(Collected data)
□ □ □ □
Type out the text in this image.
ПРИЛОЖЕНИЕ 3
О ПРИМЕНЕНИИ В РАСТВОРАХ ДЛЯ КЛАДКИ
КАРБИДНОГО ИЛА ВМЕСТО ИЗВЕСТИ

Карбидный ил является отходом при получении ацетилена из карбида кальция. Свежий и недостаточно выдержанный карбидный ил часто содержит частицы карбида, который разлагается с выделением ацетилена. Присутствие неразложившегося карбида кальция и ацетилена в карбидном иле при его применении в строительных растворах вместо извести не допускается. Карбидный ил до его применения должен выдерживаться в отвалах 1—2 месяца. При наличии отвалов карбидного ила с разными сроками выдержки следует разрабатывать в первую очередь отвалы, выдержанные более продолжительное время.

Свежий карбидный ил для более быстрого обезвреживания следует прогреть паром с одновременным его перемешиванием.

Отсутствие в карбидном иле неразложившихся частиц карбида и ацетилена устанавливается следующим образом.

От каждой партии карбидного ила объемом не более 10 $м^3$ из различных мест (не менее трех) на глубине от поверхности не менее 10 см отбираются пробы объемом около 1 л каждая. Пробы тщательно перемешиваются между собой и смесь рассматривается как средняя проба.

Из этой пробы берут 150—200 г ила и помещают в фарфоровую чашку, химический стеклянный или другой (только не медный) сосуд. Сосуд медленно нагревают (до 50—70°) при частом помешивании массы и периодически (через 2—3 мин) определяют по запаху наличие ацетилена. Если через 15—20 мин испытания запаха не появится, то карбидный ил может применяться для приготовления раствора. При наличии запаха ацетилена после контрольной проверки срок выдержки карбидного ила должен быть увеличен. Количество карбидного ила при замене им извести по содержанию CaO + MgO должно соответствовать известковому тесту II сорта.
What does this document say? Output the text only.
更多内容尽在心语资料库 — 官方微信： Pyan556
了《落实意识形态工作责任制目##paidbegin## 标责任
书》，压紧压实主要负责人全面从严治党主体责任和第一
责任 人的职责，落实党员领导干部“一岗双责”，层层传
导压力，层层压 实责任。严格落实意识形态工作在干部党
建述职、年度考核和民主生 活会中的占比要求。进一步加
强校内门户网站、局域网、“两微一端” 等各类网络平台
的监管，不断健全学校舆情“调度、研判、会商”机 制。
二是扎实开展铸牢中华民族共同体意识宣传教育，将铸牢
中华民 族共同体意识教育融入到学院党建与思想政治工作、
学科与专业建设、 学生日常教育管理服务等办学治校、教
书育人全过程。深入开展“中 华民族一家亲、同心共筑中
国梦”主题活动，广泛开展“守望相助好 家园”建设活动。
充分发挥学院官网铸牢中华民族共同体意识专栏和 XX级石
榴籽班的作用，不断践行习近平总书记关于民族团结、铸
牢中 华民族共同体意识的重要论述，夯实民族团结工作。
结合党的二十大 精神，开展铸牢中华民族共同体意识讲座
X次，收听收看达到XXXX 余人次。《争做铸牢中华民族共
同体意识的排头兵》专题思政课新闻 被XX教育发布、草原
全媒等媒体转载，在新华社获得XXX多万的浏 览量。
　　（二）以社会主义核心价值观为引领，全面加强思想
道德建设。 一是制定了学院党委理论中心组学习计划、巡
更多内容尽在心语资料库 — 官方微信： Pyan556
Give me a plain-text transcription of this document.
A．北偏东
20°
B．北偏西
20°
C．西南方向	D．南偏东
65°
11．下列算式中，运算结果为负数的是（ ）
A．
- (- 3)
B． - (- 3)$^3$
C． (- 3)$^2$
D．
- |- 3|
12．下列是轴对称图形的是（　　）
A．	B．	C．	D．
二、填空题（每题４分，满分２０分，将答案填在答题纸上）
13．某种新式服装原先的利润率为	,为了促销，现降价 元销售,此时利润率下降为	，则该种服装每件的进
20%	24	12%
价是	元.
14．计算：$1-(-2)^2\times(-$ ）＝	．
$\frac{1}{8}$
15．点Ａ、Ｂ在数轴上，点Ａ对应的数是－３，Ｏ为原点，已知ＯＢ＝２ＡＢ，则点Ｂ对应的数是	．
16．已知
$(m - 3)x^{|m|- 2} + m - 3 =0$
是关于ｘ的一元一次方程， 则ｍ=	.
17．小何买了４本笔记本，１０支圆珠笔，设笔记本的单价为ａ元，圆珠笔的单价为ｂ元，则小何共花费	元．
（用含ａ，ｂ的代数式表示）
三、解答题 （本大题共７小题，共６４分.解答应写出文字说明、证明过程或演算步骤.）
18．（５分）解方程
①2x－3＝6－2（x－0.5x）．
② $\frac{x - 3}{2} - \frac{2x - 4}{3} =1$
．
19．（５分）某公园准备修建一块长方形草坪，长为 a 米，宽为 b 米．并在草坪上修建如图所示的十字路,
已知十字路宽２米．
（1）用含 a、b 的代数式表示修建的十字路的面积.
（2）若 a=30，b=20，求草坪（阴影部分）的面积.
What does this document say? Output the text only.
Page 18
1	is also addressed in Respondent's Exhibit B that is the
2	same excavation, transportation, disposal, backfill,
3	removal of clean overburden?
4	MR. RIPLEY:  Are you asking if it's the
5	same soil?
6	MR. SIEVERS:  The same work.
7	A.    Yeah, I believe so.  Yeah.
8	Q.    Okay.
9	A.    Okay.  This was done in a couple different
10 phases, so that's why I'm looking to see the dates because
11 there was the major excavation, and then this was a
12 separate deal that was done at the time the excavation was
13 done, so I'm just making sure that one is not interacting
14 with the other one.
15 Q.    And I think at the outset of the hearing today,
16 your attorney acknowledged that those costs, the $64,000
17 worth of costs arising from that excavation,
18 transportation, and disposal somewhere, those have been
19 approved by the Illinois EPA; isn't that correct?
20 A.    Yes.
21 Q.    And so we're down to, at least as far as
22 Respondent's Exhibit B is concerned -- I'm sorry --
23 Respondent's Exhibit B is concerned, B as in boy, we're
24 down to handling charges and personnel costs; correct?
□ □ □ □
> _REQUEST_
Say how many lines above contain the string "same". Answer with the number only.

> _OUTPUT FOR THIS TASK_
3